## Start Supplied data

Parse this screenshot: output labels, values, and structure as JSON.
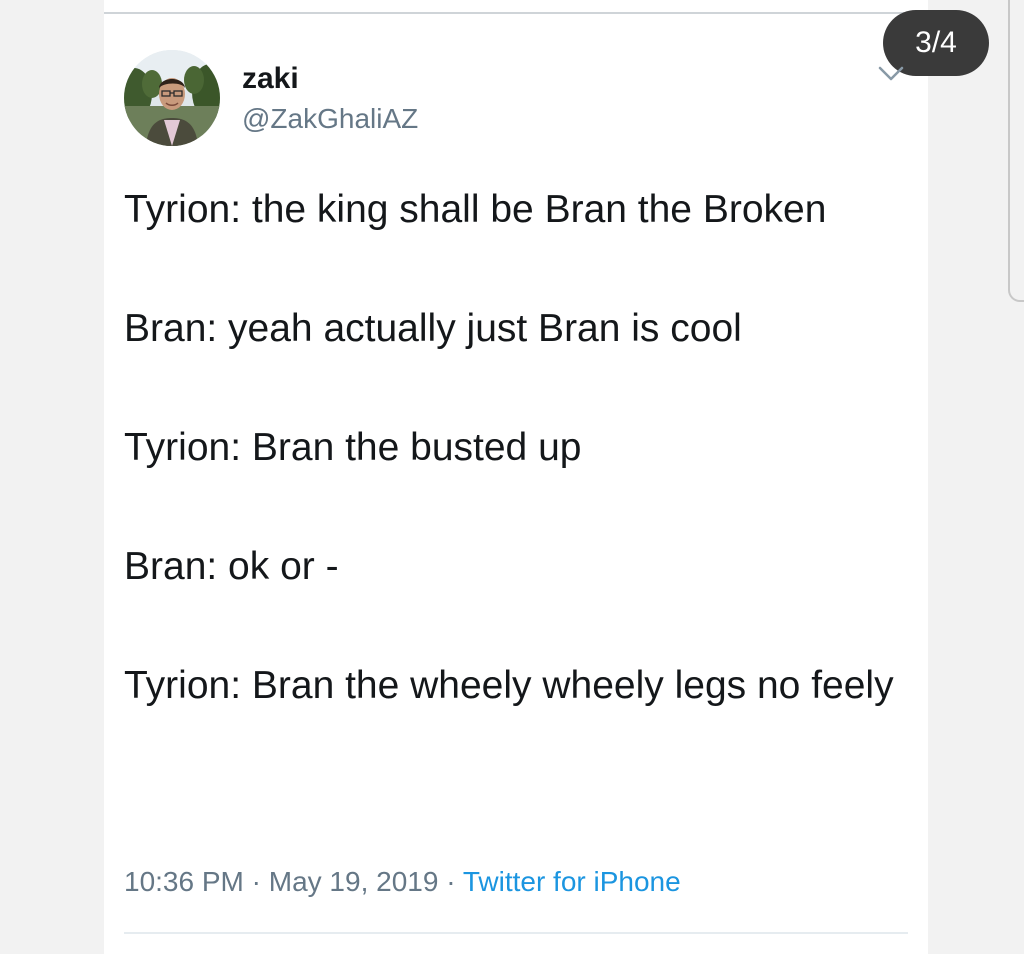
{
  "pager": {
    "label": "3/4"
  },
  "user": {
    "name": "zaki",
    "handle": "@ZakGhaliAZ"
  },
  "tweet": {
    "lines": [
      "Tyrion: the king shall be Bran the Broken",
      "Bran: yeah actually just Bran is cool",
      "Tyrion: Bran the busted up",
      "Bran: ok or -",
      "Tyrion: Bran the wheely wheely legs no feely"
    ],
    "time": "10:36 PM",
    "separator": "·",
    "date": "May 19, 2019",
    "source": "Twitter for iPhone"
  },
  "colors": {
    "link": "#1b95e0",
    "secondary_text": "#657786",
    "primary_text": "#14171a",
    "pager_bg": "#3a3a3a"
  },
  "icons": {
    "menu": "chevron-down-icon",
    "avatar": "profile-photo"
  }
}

## End Supplied data
## Start Supplied data

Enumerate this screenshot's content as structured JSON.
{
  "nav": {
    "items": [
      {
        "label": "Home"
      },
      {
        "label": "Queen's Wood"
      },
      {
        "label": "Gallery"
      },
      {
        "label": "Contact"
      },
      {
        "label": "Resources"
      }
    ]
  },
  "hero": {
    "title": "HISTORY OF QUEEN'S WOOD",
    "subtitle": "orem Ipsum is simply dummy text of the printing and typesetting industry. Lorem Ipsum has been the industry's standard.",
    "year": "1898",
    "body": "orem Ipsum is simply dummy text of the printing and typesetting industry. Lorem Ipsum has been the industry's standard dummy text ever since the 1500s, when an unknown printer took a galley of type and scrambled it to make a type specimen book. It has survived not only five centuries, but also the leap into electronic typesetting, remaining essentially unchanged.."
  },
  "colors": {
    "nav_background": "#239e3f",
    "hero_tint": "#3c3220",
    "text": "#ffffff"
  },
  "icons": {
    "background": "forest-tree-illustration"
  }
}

## End Supplied data
## Start Supplied data

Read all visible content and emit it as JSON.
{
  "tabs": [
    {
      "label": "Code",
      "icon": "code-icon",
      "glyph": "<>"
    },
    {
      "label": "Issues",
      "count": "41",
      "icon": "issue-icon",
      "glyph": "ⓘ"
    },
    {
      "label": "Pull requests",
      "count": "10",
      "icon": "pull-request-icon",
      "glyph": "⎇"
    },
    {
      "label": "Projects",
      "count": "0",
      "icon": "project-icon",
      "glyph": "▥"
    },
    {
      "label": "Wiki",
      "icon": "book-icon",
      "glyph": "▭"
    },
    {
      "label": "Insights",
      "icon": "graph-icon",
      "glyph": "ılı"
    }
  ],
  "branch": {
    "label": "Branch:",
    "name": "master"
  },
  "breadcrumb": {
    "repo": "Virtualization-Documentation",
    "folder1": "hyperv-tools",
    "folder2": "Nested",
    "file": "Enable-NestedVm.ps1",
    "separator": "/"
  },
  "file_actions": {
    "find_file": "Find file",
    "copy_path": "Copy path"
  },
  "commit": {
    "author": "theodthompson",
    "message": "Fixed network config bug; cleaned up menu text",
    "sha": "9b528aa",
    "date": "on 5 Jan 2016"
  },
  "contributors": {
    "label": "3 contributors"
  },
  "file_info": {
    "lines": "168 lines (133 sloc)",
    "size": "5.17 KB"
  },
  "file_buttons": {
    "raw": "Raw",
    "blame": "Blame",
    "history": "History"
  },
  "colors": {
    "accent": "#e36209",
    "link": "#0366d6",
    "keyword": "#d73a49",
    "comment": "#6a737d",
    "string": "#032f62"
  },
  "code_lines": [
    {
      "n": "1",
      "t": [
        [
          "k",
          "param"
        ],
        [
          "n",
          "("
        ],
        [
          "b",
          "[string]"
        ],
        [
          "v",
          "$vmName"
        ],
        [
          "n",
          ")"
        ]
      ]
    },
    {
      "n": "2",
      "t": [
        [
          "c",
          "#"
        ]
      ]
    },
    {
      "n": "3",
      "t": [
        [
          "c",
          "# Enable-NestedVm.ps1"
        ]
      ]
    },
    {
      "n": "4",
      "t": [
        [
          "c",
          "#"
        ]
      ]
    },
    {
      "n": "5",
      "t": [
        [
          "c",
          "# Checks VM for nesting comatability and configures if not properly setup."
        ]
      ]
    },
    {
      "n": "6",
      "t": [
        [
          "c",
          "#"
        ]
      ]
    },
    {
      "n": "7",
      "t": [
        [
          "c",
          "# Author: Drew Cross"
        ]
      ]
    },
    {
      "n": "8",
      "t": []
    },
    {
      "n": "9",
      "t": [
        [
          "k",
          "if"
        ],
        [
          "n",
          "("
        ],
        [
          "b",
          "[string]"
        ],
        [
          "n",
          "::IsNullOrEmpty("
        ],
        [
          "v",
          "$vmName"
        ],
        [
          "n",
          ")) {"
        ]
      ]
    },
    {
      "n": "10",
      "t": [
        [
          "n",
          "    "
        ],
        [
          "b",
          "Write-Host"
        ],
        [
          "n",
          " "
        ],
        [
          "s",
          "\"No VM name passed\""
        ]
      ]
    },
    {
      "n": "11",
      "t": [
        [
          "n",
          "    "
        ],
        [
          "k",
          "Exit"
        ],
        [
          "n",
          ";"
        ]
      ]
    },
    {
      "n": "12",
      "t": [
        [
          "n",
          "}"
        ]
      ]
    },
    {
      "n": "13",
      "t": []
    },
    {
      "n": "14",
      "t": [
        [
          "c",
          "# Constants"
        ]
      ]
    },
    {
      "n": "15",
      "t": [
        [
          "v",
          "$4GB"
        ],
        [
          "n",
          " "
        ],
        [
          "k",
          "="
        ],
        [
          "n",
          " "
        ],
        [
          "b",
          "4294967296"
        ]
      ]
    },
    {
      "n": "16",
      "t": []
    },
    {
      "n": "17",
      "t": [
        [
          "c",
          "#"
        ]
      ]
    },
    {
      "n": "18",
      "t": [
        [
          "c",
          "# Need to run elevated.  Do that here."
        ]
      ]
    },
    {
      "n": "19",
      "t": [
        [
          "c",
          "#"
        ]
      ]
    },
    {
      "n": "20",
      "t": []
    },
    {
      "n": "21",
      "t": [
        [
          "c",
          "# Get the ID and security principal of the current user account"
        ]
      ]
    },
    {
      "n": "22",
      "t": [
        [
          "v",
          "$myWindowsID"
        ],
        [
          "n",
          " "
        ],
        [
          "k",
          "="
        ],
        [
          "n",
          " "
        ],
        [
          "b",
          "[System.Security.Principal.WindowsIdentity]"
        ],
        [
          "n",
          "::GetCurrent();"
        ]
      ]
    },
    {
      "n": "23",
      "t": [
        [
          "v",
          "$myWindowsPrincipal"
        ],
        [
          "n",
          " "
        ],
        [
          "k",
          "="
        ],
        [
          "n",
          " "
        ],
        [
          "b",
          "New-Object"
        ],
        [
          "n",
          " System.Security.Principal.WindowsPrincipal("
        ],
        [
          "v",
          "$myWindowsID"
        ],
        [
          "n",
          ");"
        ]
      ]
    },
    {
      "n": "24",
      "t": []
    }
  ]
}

## End Supplied data

Objective
Copy out each line of the records that holds the string "been".

Solution to the problem
    "subtitle": "orem Ipsum is simply dummy text of the printing and typesetting industry. Lorem Ipsum has been the industry's standard.",
    "body": "orem Ipsum is simply dummy text of the printing and typesetting industry. Lorem Ipsum has been the industry's standard dummy text ever since the 1500s, when an unknown printer took a galley of type and scrambled it to make a type specimen book. It has survived not only five centuries, but also the leap into electronic typesetting, remaining essentially unchanged.."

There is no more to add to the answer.